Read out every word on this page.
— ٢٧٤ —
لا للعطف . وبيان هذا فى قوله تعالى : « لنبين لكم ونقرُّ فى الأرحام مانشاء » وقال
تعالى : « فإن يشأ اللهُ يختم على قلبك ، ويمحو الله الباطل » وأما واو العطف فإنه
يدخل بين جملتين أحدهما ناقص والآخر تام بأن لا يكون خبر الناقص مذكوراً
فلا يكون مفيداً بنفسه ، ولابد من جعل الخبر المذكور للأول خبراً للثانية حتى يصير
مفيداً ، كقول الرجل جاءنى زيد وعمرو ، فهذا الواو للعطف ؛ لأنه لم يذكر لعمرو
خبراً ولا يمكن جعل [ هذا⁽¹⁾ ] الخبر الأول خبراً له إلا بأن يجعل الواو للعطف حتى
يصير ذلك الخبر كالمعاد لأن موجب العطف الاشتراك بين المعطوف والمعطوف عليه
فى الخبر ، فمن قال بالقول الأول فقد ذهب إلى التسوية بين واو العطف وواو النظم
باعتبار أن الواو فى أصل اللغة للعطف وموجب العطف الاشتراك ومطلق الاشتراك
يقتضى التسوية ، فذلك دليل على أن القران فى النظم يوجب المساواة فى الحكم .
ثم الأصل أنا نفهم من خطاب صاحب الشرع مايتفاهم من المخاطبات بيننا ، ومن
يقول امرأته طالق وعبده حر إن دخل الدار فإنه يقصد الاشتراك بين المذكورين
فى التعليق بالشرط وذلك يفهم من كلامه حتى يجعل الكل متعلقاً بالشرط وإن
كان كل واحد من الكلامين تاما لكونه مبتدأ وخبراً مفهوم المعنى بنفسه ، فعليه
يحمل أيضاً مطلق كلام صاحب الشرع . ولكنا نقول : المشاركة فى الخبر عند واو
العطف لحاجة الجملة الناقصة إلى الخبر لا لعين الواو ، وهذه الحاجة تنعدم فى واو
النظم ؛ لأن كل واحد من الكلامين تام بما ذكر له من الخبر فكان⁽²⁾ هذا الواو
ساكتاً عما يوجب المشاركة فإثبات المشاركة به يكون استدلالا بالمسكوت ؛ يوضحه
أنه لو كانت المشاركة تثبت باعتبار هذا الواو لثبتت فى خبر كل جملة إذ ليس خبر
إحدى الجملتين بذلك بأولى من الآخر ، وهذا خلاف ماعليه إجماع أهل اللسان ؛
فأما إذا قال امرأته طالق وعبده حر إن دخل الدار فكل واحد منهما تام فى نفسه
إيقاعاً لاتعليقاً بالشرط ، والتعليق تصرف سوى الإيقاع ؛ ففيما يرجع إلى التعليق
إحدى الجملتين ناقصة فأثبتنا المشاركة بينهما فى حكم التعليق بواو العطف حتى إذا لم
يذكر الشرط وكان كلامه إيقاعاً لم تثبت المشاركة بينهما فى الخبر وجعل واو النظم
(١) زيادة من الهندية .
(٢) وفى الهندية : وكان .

#### [The request]
Output all of the material exactly as written.

#### [Solution for this task]
Read out every word on this page.
— ٢٧٤ —
لا للعطف . وبيان هذا فى قوله تعالى : « لنبين لكم ونقرُّ فى الأرحام مانشاء » وقال
تعالى : « فإن يشأ اللهُ يختم على قلبك ، ويمحو الله الباطل » وأما واو العطف فإنه
يدخل بين جملتين أحدهما ناقص والآخر تام بأن لا يكون خبر الناقص مذكوراً
فلا يكون مفيداً بنفسه ، ولابد من جعل الخبر المذكور للأول خبراً للثانية حتى يصير
مفيداً ، كقول الرجل جاءنى زيد وعمرو ، فهذا الواو للعطف ؛ لأنه لم يذكر لعمرو
خبراً ولا يمكن جعل [ هذا⁽¹⁾ ] الخبر الأول خبراً له إلا بأن يجعل الواو للعطف حتى
يصير ذلك الخبر كالمعاد لأن موجب العطف الاشتراك بين المعطوف والمعطوف عليه
فى الخبر ، فمن قال بالقول الأول فقد ذهب إلى التسوية بين واو العطف وواو النظم
باعتبار أن الواو فى أصل اللغة للعطف وموجب العطف الاشتراك ومطلق الاشتراك
يقتضى التسوية ، فذلك دليل على أن القران فى النظم يوجب المساواة فى الحكم .
ثم الأصل أنا نفهم من خطاب صاحب الشرع مايتفاهم من المخاطبات بيننا ، ومن
يقول امرأته طالق وعبده حر إن دخل الدار فإنه يقصد الاشتراك بين المذكورين
فى التعليق بالشرط وذلك يفهم من كلامه حتى يجعل الكل متعلقاً بالشرط وإن
كان كل واحد من الكلامين تاما لكونه مبتدأ وخبراً مفهوم المعنى بنفسه ، فعليه
يحمل أيضاً مطلق كلام صاحب الشرع . ولكنا نقول : المشاركة فى الخبر عند واو
العطف لحاجة الجملة الناقصة إلى الخبر لا لعين الواو ، وهذه الحاجة تنعدم فى واو
النظم ؛ لأن كل واحد من الكلامين تام بما ذكر له من الخبر فكان⁽²⁾ هذا الواو
ساكتاً عما يوجب المشاركة فإثبات المشاركة به يكون استدلالا بالمسكوت ؛ يوضحه
أنه لو كانت المشاركة تثبت باعتبار هذا الواو لثبتت فى خبر كل جملة إذ ليس خبر
إحدى الجملتين بذلك بأولى من الآخر ، وهذا خلاف ماعليه إجماع أهل اللسان ؛
فأما إذا قال امرأته طالق وعبده حر إن دخل الدار فكل واحد منهما تام فى نفسه
إيقاعاً لاتعليقاً بالشرط ، والتعليق تصرف سوى الإيقاع ؛ ففيما يرجع إلى التعليق
إحدى الجملتين ناقصة فأثبتنا المشاركة بينهما فى حكم التعليق بواو العطف حتى إذا لم
يذكر الشرط وكان كلامه إيقاعاً لم تثبت المشاركة بينهما فى الخبر وجعل واو النظم
(١) زيادة من الهندية .
(٢) وفى الهندية : وكان .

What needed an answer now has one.